**TASK BRIEF**
Please list all lines of the material below in which the string "name" occurs.

(Figure record listings)
***

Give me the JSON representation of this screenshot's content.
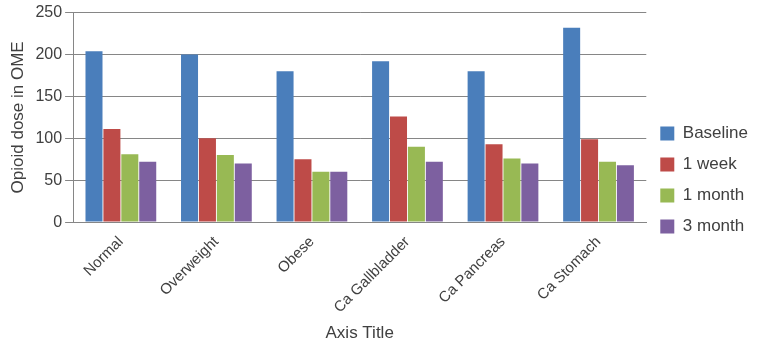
{
  "chart_data": {
    "type": "bar",
    "x_label": "Axis Title",
    "y_label": "Opioid dose in OME",
    "categories": [
      "Normal",
      "Overweight",
      "Obese",
      "Ca Gallbladder",
      "Ca Pancreas",
      "Ca Stomach"
    ],
    "series": [
      {
        "name": "Baseline",
        "color": "#4a7ebb",
        "values": [
          204,
          200,
          180,
          192,
          180,
          232
        ]
      },
      {
        "name": "1 week",
        "color": "#be4b48",
        "values": [
          111,
          100,
          75,
          126,
          93,
          99
        ]
      },
      {
        "name": "1 month",
        "color": "#98b954",
        "values": [
          81,
          80,
          60,
          90,
          76,
          72
        ]
      },
      {
        "name": "3 month",
        "color": "#7d60a0",
        "values": [
          72,
          70,
          60,
          72,
          70,
          68
        ]
      }
    ],
    "ylim": [
      0,
      250
    ],
    "yticks": [
      0,
      50,
      100,
      150,
      200,
      250
    ],
    "grid": true,
    "legend": "right"
  }
}
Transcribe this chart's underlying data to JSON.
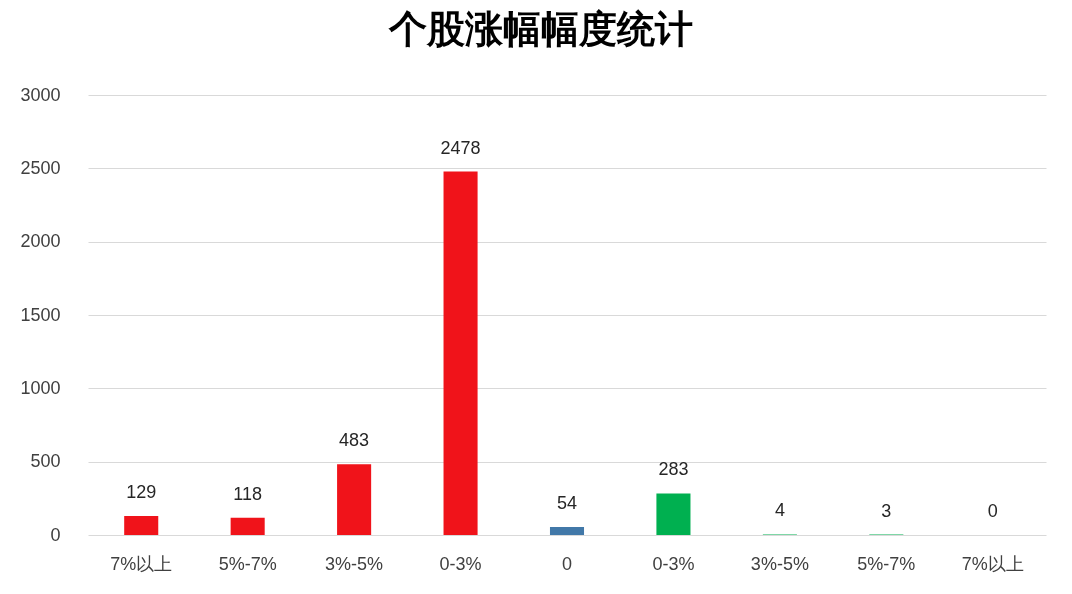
{
  "chart_data": {
    "type": "bar",
    "title": "个股涨幅幅度统计",
    "categories": [
      "7%以上",
      "5%-7%",
      "3%-5%",
      "0-3%",
      "0",
      "0-3%",
      "3%-5%",
      "5%-7%",
      "7%以上"
    ],
    "values": [
      129,
      118,
      483,
      2478,
      54,
      283,
      4,
      3,
      0
    ],
    "colors": [
      "#f0131a",
      "#f0131a",
      "#f0131a",
      "#f0131a",
      "#4178a8",
      "#00b050",
      "#00b050",
      "#00b050",
      "#00b050"
    ],
    "ylim": [
      0,
      3000
    ],
    "yticks": [
      0,
      500,
      1000,
      1500,
      2000,
      2500,
      3000
    ],
    "grid": "y",
    "data_labels": true
  }
}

***

**EXPECTED OUTPUT**
        "name": "Baseline",
        "name": "1 week",
        "name": "1 month",
        "name": "3 month",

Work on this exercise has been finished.